▶ [To be done] The records should be written out in full, with nothing altered.

▶ [Material provided]
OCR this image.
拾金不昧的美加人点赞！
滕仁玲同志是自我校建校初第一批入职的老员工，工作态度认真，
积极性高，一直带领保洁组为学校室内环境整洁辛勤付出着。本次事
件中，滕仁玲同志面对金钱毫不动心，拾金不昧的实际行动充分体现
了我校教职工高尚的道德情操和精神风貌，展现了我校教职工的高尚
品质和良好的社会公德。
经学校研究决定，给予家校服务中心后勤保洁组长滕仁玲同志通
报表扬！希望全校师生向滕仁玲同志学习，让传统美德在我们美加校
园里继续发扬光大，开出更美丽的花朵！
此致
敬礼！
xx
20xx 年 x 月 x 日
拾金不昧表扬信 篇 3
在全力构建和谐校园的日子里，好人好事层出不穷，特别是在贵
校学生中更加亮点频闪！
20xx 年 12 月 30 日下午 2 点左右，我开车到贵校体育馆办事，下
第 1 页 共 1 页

▶ [Response to the task]
OCR this image.
拾金不昧的美加人点赞！
滕仁玲同志是自我校建校初第一批入职的老员工，工作态度认真，
积极性高，一直带领保洁组为学校室内环境整洁辛勤付出着。本次事
件中，滕仁玲同志面对金钱毫不动心，拾金不昧的实际行动充分体现
了我校教职工高尚的道德情操和精神风貌，展现了我校教职工的高尚
品质和良好的社会公德。
经学校研究决定，给予家校服务中心后勤保洁组长滕仁玲同志通
报表扬！希望全校师生向滕仁玲同志学习，让传统美德在我们美加校
园里继续发扬光大，开出更美丽的花朵！
此致
敬礼！
xx
20xx 年 x 月 x 日
拾金不昧表扬信 篇 3
在全力构建和谐校园的日子里，好人好事层出不穷，特别是在贵
校学生中更加亮点频闪！
20xx 年 12 月 30 日下午 2 点左右，我开车到贵校体育馆办事，下
第 1 页 共 1 页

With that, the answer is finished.